- Exercise details
Copy out all of the material exactly as presented.

Collected data entries
— BEGIN —
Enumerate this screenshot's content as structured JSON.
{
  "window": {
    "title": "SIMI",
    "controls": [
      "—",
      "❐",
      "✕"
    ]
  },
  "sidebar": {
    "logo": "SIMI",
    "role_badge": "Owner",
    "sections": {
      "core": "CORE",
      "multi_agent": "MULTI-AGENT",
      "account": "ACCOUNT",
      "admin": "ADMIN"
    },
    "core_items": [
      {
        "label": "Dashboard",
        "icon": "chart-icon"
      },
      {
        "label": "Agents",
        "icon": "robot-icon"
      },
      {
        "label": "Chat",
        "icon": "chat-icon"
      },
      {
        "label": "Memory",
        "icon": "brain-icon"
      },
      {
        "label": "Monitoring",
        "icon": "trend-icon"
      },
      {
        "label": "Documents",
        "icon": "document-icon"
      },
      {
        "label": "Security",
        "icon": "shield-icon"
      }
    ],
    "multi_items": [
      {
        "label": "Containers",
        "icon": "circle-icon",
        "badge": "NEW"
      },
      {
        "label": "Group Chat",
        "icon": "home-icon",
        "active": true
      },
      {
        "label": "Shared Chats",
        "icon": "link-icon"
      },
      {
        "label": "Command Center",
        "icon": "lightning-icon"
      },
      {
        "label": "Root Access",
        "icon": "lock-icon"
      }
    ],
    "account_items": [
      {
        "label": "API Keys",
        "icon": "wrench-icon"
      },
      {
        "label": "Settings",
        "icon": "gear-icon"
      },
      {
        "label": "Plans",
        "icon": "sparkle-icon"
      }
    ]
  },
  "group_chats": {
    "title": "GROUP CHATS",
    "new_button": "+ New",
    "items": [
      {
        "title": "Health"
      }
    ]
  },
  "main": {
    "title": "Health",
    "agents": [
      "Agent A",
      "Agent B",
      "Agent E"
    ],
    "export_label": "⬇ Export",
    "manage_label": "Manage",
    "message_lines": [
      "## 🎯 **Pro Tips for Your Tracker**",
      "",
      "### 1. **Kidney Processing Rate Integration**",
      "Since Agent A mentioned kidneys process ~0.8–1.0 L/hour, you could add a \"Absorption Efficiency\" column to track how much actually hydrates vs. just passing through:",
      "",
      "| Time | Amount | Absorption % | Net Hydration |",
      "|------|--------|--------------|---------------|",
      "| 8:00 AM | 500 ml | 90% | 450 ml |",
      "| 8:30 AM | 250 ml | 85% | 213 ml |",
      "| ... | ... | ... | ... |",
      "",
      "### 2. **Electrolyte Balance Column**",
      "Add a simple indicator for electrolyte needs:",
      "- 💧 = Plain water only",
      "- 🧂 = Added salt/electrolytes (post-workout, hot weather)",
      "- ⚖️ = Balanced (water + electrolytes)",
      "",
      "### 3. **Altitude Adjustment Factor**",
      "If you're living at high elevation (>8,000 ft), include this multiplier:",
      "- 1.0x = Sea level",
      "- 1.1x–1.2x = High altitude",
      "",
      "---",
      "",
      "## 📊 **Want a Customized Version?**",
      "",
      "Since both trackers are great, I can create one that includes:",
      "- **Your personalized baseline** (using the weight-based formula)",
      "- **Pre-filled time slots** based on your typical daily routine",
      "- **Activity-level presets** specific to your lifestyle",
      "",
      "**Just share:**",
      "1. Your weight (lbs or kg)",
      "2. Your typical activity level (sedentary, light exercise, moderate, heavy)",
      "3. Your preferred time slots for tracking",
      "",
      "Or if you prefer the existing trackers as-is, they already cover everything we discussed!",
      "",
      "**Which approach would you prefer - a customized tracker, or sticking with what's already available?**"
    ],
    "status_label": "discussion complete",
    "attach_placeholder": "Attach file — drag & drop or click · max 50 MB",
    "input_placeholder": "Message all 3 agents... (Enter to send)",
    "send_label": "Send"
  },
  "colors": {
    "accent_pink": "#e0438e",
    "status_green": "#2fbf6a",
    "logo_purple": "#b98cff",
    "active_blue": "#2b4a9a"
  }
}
— END —
- Answer to the exercise
Enumerate this screenshot's content as structured JSON.
{
  "window": {
    "title": "SIMI",
    "controls": [
      "—",
      "❐",
      "✕"
    ]
  },
  "sidebar": {
    "logo": "SIMI",
    "role_badge": "Owner",
    "sections": {
      "core": "CORE",
      "multi_agent": "MULTI-AGENT",
      "account": "ACCOUNT",
      "admin": "ADMIN"
    },
    "core_items": [
      {
        "label": "Dashboard",
        "icon": "chart-icon"
      },
      {
        "label": "Agents",
        "icon": "robot-icon"
      },
      {
        "label": "Chat",
        "icon": "chat-icon"
      },
      {
        "label": "Memory",
        "icon": "brain-icon"
      },
      {
        "label": "Monitoring",
        "icon": "trend-icon"
      },
      {
        "label": "Documents",
        "icon": "document-icon"
      },
      {
        "label": "Security",
        "icon": "shield-icon"
      }
    ],
    "multi_items": [
      {
        "label": "Containers",
        "icon": "circle-icon",
        "badge": "NEW"
      },
      {
        "label": "Group Chat",
        "icon": "home-icon",
        "active": true
      },
      {
        "label": "Shared Chats",
        "icon": "link-icon"
      },
      {
        "label": "Command Center",
        "icon": "lightning-icon"
      },
      {
        "label": "Root Access",
        "icon": "lock-icon"
      }
    ],
    "account_items": [
      {
        "label": "API Keys",
        "icon": "wrench-icon"
      },
      {
        "label": "Settings",
        "icon": "gear-icon"
      },
      {
        "label": "Plans",
        "icon": "sparkle-icon"
      }
    ]
  },
  "group_chats": {
    "title": "GROUP CHATS",
    "new_button": "+ New",
    "items": [
      {
        "title": "Health"
      }
    ]
  },
  "main": {
    "title": "Health",
    "agents": [
      "Agent A",
      "Agent B",
      "Agent E"
    ],
    "export_label": "⬇ Export",
    "manage_label": "Manage",
    "message_lines": [
      "## 🎯 **Pro Tips for Your Tracker**",
      "",
      "### 1. **Kidney Processing Rate Integration**",
      "Since Agent A mentioned kidneys process ~0.8–1.0 L/hour, you could add a \"Absorption Efficiency\" column to track how much actually hydrates vs. just passing through:",
      "",
      "| Time | Amount | Absorption % | Net Hydration |",
      "|------|--------|--------------|---------------|",
      "| 8:00 AM | 500 ml | 90% | 450 ml |",
      "| 8:30 AM | 250 ml | 85% | 213 ml |",
      "| ... | ... | ... | ... |",
      "",
      "### 2. **Electrolyte Balance Column**",
      "Add a simple indicator for electrolyte needs:",
      "- 💧 = Plain water only",
      "- 🧂 = Added salt/electrolytes (post-workout, hot weather)",
      "- ⚖️ = Balanced (water + electrolytes)",
      "",
      "### 3. **Altitude Adjustment Factor**",
      "If you're living at high elevation (>8,000 ft), include this multiplier:",
      "- 1.0x = Sea level",
      "- 1.1x–1.2x = High altitude",
      "",
      "---",
      "",
      "## 📊 **Want a Customized Version?**",
      "",
      "Since both trackers are great, I can create one that includes:",
      "- **Your personalized baseline** (using the weight-based formula)",
      "- **Pre-filled time slots** based on your typical daily routine",
      "- **Activity-level presets** specific to your lifestyle",
      "",
      "**Just share:**",
      "1. Your weight (lbs or kg)",
      "2. Your typical activity level (sedentary, light exercise, moderate, heavy)",
      "3. Your preferred time slots for tracking",
      "",
      "Or if you prefer the existing trackers as-is, they already cover everything we discussed!",
      "",
      "**Which approach would you prefer - a customized tracker, or sticking with what's already available?**"
    ],
    "status_label": "discussion complete",
    "attach_placeholder": "Attach file — drag & drop or click · max 50 MB",
    "input_placeholder": "Message all 3 agents... (Enter to send)",
    "send_label": "Send"
  },
  "colors": {
    "accent_pink": "#e0438e",
    "status_green": "#2fbf6a",
    "logo_purple": "#b98cff",
    "active_blue": "#2b4a9a"
  }
}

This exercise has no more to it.